(Dataset items)
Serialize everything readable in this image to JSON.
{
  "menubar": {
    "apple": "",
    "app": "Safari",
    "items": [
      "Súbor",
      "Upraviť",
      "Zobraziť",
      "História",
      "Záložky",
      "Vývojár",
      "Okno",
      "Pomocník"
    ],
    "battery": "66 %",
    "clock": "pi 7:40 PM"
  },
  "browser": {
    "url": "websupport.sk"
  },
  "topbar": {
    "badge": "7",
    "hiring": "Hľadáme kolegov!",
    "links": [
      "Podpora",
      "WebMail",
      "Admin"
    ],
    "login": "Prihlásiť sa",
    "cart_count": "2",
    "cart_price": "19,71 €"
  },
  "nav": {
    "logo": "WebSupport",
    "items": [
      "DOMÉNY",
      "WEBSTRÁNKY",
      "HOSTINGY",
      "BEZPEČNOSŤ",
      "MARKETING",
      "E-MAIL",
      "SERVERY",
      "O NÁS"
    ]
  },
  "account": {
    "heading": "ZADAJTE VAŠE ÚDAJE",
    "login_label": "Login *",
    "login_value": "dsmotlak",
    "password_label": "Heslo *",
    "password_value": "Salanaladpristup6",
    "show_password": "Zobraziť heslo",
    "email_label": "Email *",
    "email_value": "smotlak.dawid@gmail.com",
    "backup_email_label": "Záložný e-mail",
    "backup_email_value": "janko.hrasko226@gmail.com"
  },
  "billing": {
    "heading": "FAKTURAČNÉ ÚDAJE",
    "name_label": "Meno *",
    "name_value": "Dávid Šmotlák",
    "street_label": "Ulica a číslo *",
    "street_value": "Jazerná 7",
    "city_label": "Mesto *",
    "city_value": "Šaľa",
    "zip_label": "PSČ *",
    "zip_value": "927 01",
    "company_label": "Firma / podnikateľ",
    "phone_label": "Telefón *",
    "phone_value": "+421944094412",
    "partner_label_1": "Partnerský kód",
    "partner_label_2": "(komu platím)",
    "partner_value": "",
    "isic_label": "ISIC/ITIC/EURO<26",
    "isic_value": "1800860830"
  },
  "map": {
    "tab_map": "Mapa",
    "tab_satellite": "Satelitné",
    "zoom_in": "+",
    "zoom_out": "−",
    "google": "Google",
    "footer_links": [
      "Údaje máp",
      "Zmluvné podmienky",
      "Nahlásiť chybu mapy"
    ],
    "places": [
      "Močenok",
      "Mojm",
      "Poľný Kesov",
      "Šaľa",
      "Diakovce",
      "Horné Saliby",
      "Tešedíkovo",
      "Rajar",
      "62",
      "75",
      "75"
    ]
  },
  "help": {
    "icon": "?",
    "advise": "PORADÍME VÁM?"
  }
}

[What you have to do] Copy every record exactly, with nothing added or dropped.

[Response to the task]
Serialize everything readable in this image to JSON.
{
  "menubar": {
    "apple": "",
    "app": "Safari",
    "items": [
      "Súbor",
      "Upraviť",
      "Zobraziť",
      "História",
      "Záložky",
      "Vývojár",
      "Okno",
      "Pomocník"
    ],
    "battery": "66 %",
    "clock": "pi 7:40 PM"
  },
  "browser": {
    "url": "websupport.sk"
  },
  "topbar": {
    "badge": "7",
    "hiring": "Hľadáme kolegov!",
    "links": [
      "Podpora",
      "WebMail",
      "Admin"
    ],
    "login": "Prihlásiť sa",
    "cart_count": "2",
    "cart_price": "19,71 €"
  },
  "nav": {
    "logo": "WebSupport",
    "items": [
      "DOMÉNY",
      "WEBSTRÁNKY",
      "HOSTINGY",
      "BEZPEČNOSŤ",
      "MARKETING",
      "E-MAIL",
      "SERVERY",
      "O NÁS"
    ]
  },
  "account": {
    "heading": "ZADAJTE VAŠE ÚDAJE",
    "login_label": "Login *",
    "login_value": "dsmotlak",
    "password_label": "Heslo *",
    "password_value": "Salanaladpristup6",
    "show_password": "Zobraziť heslo",
    "email_label": "Email *",
    "email_value": "smotlak.dawid@gmail.com",
    "backup_email_label": "Záložný e-mail",
    "backup_email_value": "janko.hrasko226@gmail.com"
  },
  "billing": {
    "heading": "FAKTURAČNÉ ÚDAJE",
    "name_label": "Meno *",
    "name_value": "Dávid Šmotlák",
    "street_label": "Ulica a číslo *",
    "street_value": "Jazerná 7",
    "city_label": "Mesto *",
    "city_value": "Šaľa",
    "zip_label": "PSČ *",
    "zip_value": "927 01",
    "company_label": "Firma / podnikateľ",
    "phone_label": "Telefón *",
    "phone_value": "+421944094412",
    "partner_label_1": "Partnerský kód",
    "partner_label_2": "(komu platím)",
    "partner_value": "",
    "isic_label": "ISIC/ITIC/EURO<26",
    "isic_value": "1800860830"
  },
  "map": {
    "tab_map": "Mapa",
    "tab_satellite": "Satelitné",
    "zoom_in": "+",
    "zoom_out": "−",
    "google": "Google",
    "footer_links": [
      "Údaje máp",
      "Zmluvné podmienky",
      "Nahlásiť chybu mapy"
    ],
    "places": [
      "Močenok",
      "Mojm",
      "Poľný Kesov",
      "Šaľa",
      "Diakovce",
      "Horné Saliby",
      "Tešedíkovo",
      "Rajar",
      "62",
      "75",
      "75"
    ]
  },
  "help": {
    "icon": "?",
    "advise": "PORADÍME VÁM?"
  }
}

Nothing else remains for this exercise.